* BEGIN DATA ROWS *

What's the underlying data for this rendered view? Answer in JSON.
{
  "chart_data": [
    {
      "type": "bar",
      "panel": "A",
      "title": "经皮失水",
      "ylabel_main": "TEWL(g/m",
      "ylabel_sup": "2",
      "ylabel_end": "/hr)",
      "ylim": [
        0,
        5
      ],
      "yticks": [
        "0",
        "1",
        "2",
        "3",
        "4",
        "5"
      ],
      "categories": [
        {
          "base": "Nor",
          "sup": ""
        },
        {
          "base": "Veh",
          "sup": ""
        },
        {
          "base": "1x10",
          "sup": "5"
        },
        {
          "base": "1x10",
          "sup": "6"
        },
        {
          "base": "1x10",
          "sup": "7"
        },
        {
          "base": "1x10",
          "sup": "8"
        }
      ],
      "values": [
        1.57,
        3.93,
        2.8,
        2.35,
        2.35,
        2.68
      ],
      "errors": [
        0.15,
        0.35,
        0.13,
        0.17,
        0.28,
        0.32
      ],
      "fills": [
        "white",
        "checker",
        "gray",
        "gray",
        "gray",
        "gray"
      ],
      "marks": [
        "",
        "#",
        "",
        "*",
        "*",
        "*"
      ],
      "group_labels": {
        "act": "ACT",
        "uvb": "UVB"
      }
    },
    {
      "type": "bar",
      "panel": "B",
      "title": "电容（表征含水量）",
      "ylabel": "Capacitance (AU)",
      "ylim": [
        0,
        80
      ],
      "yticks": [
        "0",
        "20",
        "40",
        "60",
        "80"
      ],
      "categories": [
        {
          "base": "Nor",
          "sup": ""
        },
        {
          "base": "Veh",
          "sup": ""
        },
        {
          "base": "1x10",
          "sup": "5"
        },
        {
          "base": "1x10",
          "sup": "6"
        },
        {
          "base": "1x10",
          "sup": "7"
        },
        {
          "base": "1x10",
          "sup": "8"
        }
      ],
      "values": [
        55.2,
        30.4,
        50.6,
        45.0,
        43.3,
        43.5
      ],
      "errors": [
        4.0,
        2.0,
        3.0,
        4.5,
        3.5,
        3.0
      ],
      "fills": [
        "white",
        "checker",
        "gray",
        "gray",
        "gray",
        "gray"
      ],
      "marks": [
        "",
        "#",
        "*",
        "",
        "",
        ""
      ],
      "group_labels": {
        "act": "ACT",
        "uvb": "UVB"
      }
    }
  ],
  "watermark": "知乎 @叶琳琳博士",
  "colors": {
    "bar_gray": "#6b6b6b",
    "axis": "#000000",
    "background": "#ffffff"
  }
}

* END DATA ROWS *

→ WORK REQUIRED
Reproduce the records word for word.

→ SOLUTION BELOW
What's the underlying data for this rendered view? Answer in JSON.
{
  "chart_data": [
    {
      "type": "bar",
      "panel": "A",
      "title": "经皮失水",
      "ylabel_main": "TEWL(g/m",
      "ylabel_sup": "2",
      "ylabel_end": "/hr)",
      "ylim": [
        0,
        5
      ],
      "yticks": [
        "0",
        "1",
        "2",
        "3",
        "4",
        "5"
      ],
      "categories": [
        {
          "base": "Nor",
          "sup": ""
        },
        {
          "base": "Veh",
          "sup": ""
        },
        {
          "base": "1x10",
          "sup": "5"
        },
        {
          "base": "1x10",
          "sup": "6"
        },
        {
          "base": "1x10",
          "sup": "7"
        },
        {
          "base": "1x10",
          "sup": "8"
        }
      ],
      "values": [
        1.57,
        3.93,
        2.8,
        2.35,
        2.35,
        2.68
      ],
      "errors": [
        0.15,
        0.35,
        0.13,
        0.17,
        0.28,
        0.32
      ],
      "fills": [
        "white",
        "checker",
        "gray",
        "gray",
        "gray",
        "gray"
      ],
      "marks": [
        "",
        "#",
        "",
        "*",
        "*",
        "*"
      ],
      "group_labels": {
        "act": "ACT",
        "uvb": "UVB"
      }
    },
    {
      "type": "bar",
      "panel": "B",
      "title": "电容（表征含水量）",
      "ylabel": "Capacitance (AU)",
      "ylim": [
        0,
        80
      ],
      "yticks": [
        "0",
        "20",
        "40",
        "60",
        "80"
      ],
      "categories": [
        {
          "base": "Nor",
          "sup": ""
        },
        {
          "base": "Veh",
          "sup": ""
        },
        {
          "base": "1x10",
          "sup": "5"
        },
        {
          "base": "1x10",
          "sup": "6"
        },
        {
          "base": "1x10",
          "sup": "7"
        },
        {
          "base": "1x10",
          "sup": "8"
        }
      ],
      "values": [
        55.2,
        30.4,
        50.6,
        45.0,
        43.3,
        43.5
      ],
      "errors": [
        4.0,
        2.0,
        3.0,
        4.5,
        3.5,
        3.0
      ],
      "fills": [
        "white",
        "checker",
        "gray",
        "gray",
        "gray",
        "gray"
      ],
      "marks": [
        "",
        "#",
        "*",
        "",
        "",
        ""
      ],
      "group_labels": {
        "act": "ACT",
        "uvb": "UVB"
      }
    }
  ],
  "watermark": "知乎 @叶琳琳博士",
  "colors": {
    "bar_gray": "#6b6b6b",
    "axis": "#000000",
    "background": "#ffffff"
  }
}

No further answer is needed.